§ **What you should do**:
Restate the data exactly as given and keep the pictures out.

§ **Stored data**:
****************************************
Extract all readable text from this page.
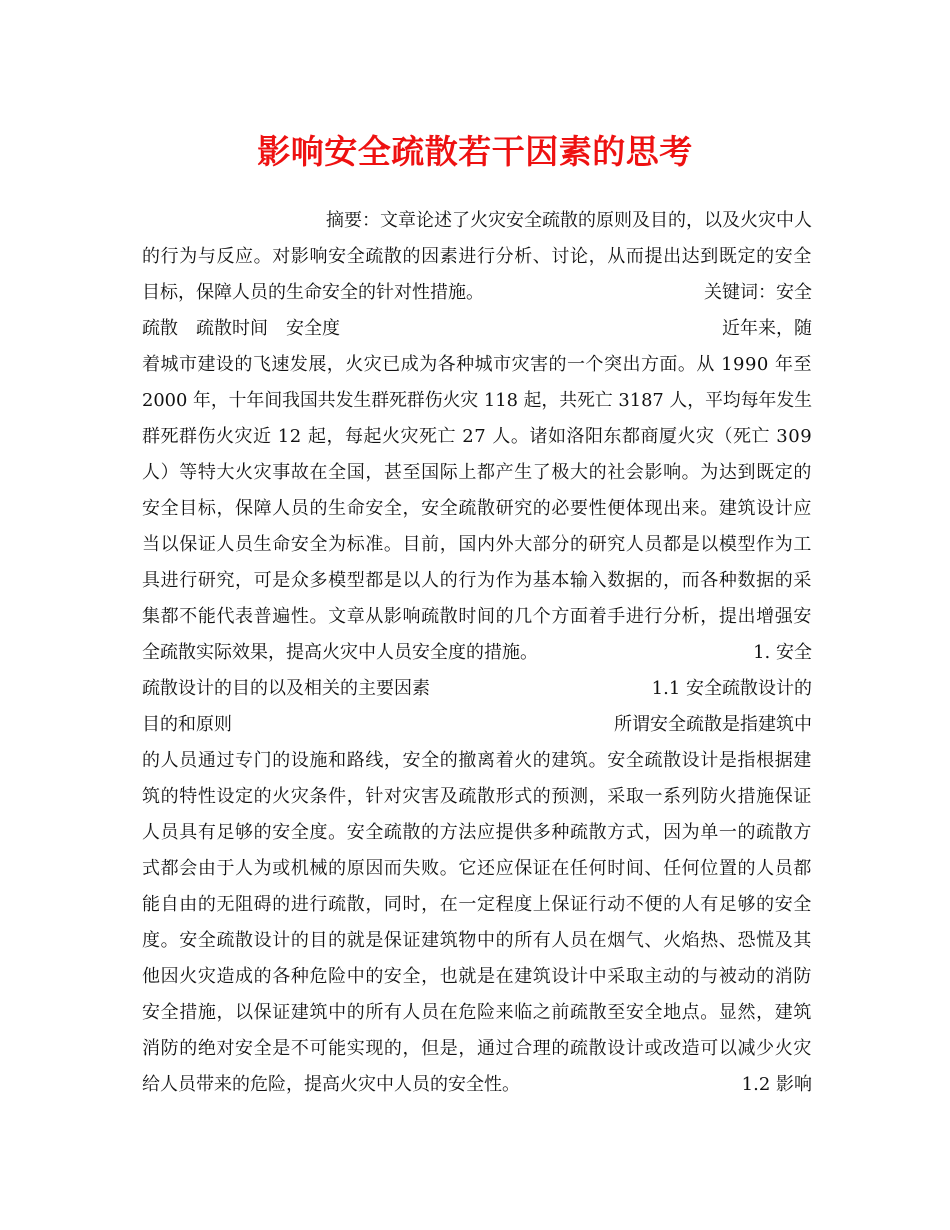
影响安全疏散若干因素的思考
摘要：文章论述了火灾安全疏散的原则及目的，以及火灾中人
的行为与反应。对影响安全疏散的因素进行分析、讨论，从而提出达到既定的安全
目标，保障人员的生命安全的针对性措施。	关键词：安全
疏散　疏散时间　安全度	近年来，随
着城市建设的飞速发展，火灾已成为各种城市灾害的一个突出方面。从 1990 年至
2000 年，十年间我国共发生群死群伤火灾 118 起，共死亡 3187 人，平均每年发生
群死群伤火灾近 12 起，每起火灾死亡 27 人。诸如洛阳东都商厦火灾（死亡 309
人）等特大火灾事故在全国，甚至国际上都产生了极大的社会影响。为达到既定的
安全目标，保障人员的生命安全，安全疏散研究的必要性便体现出来。建筑设计应
当以保证人员生命安全为标准。目前，国内外大部分的研究人员都是以模型作为工
具进行研究，可是众多模型都是以人的行为作为基本输入数据的，而各种数据的采
集都不能代表普遍性。文章从影响疏散时间的几个方面着手进行分析，提出增强安
全疏散实际效果，提高火灾中人员安全度的措施。	1. 安全
疏散设计的目的以及相关的主要因素	1.1 安全疏散设计的
目的和原则	所谓安全疏散是指建筑中
的人员通过专门的设施和路线，安全的撤离着火的建筑。安全疏散设计是指根据建
筑的特性设定的火灾条件，针对灾害及疏散形式的预测，采取一系列防火措施保证
人员具有足够的安全度。安全疏散的方法应提供多种疏散方式，因为单一的疏散方
式都会由于人为或机械的原因而失败。它还应保证在任何时间、任何位置的人员都
能自由的无阻碍的进行疏散，同时，在一定程度上保证行动不便的人有足够的安全
度。安全疏散设计的目的就是保证建筑物中的所有人员在烟气、火焰热、恐慌及其
他因火灾造成的各种危险中的安全，也就是在建筑设计中采取主动的与被动的消防
安全措施，以保证建筑中的所有人员在危险来临之前疏散至安全地点。显然，建筑
消防的绝对安全是不可能实现的，但是，通过合理的疏散设计或改造可以减少火灾
给人员带来的危险，提高火灾中人员的安全性。	1.2 影响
****************************************
§ **Exercise output**:
Extract all readable text from this page.
影响安全疏散若干因素的思考
摘要：文章论述了火灾安全疏散的原则及目的，以及火灾中人
的行为与反应。对影响安全疏散的因素进行分析、讨论，从而提出达到既定的安全
目标，保障人员的生命安全的针对性措施。	关键词：安全
疏散　疏散时间　安全度	近年来，随
着城市建设的飞速发展，火灾已成为各种城市灾害的一个突出方面。从 1990 年至
2000 年，十年间我国共发生群死群伤火灾 118 起，共死亡 3187 人，平均每年发生
群死群伤火灾近 12 起，每起火灾死亡 27 人。诸如洛阳东都商厦火灾（死亡 309
人）等特大火灾事故在全国，甚至国际上都产生了极大的社会影响。为达到既定的
安全目标，保障人员的生命安全，安全疏散研究的必要性便体现出来。建筑设计应
当以保证人员生命安全为标准。目前，国内外大部分的研究人员都是以模型作为工
具进行研究，可是众多模型都是以人的行为作为基本输入数据的，而各种数据的采
集都不能代表普遍性。文章从影响疏散时间的几个方面着手进行分析，提出增强安
全疏散实际效果，提高火灾中人员安全度的措施。	1. 安全
疏散设计的目的以及相关的主要因素	1.1 安全疏散设计的
目的和原则	所谓安全疏散是指建筑中
的人员通过专门的设施和路线，安全的撤离着火的建筑。安全疏散设计是指根据建
筑的特性设定的火灾条件，针对灾害及疏散形式的预测，采取一系列防火措施保证
人员具有足够的安全度。安全疏散的方法应提供多种疏散方式，因为单一的疏散方
式都会由于人为或机械的原因而失败。它还应保证在任何时间、任何位置的人员都
能自由的无阻碍的进行疏散，同时，在一定程度上保证行动不便的人有足够的安全
度。安全疏散设计的目的就是保证建筑物中的所有人员在烟气、火焰热、恐慌及其
他因火灾造成的各种危险中的安全，也就是在建筑设计中采取主动的与被动的消防
安全措施，以保证建筑中的所有人员在危险来临之前疏散至安全地点。显然，建筑
消防的绝对安全是不可能实现的，但是，通过合理的疏散设计或改造可以减少火灾
给人员带来的危险，提高火灾中人员的安全性。	1.2 影响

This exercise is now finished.